Work out the number of lines containing "JSON". Answer with nothing but that number.

--- BEGIN ---

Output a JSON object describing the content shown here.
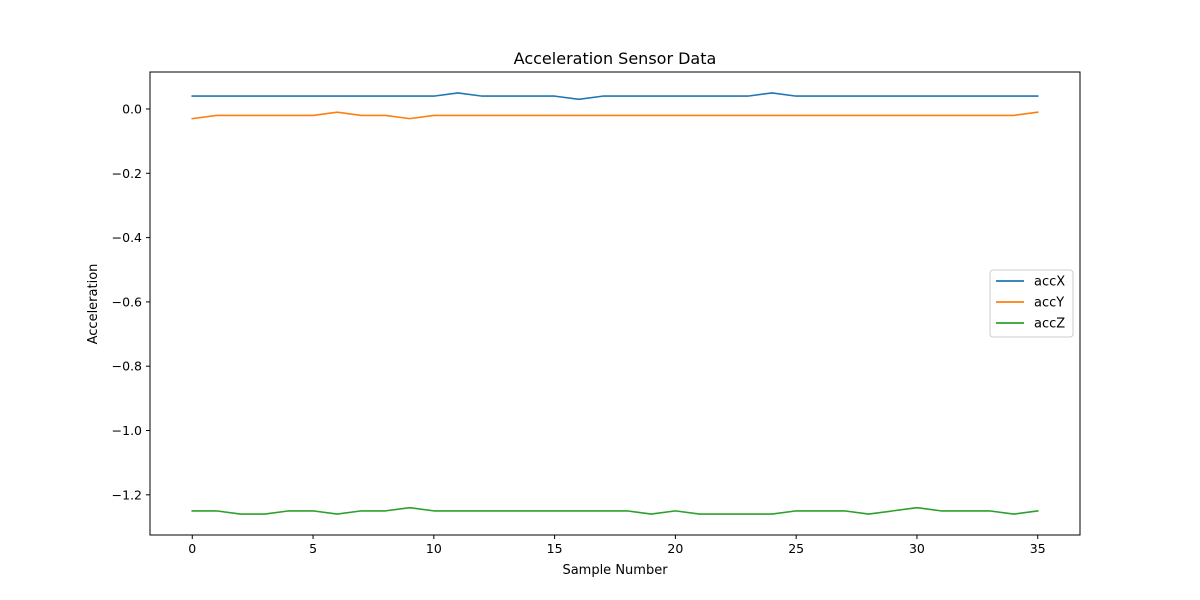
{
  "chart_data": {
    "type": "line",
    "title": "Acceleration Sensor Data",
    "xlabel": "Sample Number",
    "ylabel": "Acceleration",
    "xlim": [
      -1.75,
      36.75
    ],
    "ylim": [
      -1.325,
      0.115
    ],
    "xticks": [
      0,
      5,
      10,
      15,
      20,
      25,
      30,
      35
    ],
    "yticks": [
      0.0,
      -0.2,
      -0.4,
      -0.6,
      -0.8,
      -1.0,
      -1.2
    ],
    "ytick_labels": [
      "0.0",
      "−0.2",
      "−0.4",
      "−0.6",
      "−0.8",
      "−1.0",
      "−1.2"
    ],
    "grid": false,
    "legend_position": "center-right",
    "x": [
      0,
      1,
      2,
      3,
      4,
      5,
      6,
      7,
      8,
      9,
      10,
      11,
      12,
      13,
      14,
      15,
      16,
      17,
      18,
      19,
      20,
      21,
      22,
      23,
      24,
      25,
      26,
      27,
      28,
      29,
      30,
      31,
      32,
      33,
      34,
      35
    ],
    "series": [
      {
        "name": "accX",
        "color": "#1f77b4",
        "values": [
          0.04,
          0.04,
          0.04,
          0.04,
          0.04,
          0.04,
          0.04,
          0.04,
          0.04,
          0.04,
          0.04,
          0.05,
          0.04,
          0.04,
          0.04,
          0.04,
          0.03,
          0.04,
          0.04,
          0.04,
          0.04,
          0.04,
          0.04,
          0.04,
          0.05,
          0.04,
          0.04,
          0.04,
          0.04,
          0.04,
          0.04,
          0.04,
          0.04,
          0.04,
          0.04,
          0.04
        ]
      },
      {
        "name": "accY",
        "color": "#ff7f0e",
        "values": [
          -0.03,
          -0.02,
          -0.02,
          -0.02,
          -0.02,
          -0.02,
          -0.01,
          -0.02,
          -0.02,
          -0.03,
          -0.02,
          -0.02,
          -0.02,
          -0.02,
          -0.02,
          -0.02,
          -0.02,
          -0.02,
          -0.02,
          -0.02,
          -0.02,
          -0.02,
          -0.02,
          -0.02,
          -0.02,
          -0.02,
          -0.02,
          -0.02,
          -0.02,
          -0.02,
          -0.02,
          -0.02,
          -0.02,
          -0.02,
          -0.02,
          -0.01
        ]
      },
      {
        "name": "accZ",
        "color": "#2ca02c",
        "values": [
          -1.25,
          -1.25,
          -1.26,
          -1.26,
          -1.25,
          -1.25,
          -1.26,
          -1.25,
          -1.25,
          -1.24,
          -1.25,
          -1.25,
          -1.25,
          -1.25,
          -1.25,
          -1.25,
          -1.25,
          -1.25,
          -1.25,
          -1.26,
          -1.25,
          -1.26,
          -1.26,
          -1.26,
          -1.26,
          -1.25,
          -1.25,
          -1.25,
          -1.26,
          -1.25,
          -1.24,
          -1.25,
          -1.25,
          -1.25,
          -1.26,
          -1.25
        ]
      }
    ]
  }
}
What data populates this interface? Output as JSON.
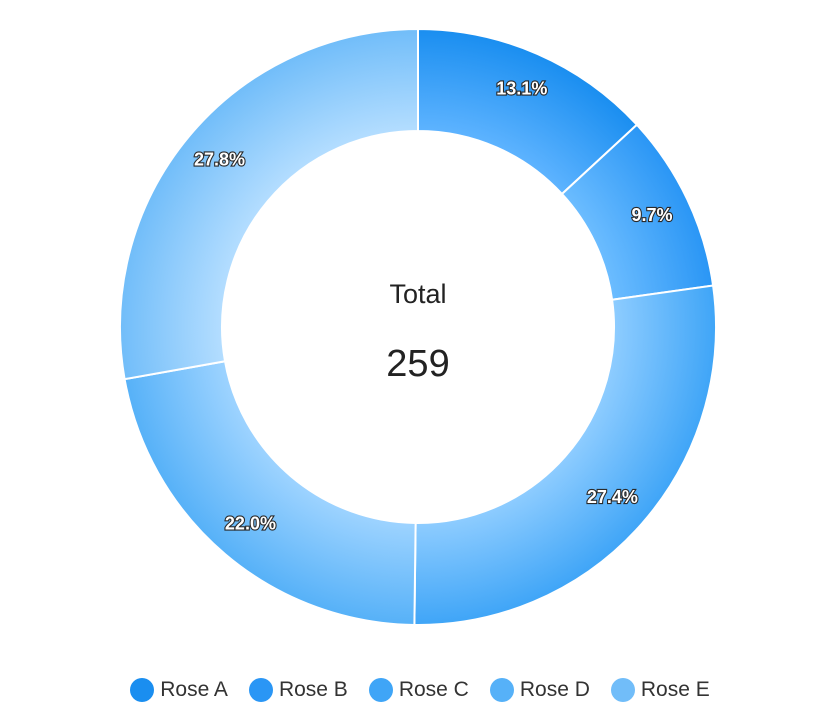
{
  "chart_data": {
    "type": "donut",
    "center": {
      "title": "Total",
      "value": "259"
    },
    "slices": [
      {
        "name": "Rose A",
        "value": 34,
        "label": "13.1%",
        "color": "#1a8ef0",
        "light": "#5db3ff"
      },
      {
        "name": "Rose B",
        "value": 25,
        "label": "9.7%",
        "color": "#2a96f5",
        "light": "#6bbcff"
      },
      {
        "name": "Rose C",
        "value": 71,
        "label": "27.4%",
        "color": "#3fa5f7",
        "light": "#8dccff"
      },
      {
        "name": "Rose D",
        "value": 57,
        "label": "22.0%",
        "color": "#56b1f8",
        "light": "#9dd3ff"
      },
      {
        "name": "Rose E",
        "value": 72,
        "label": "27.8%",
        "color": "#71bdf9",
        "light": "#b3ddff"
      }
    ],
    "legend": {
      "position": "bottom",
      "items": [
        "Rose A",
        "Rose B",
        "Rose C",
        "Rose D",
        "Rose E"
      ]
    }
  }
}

--- END ---

**Task answer**
2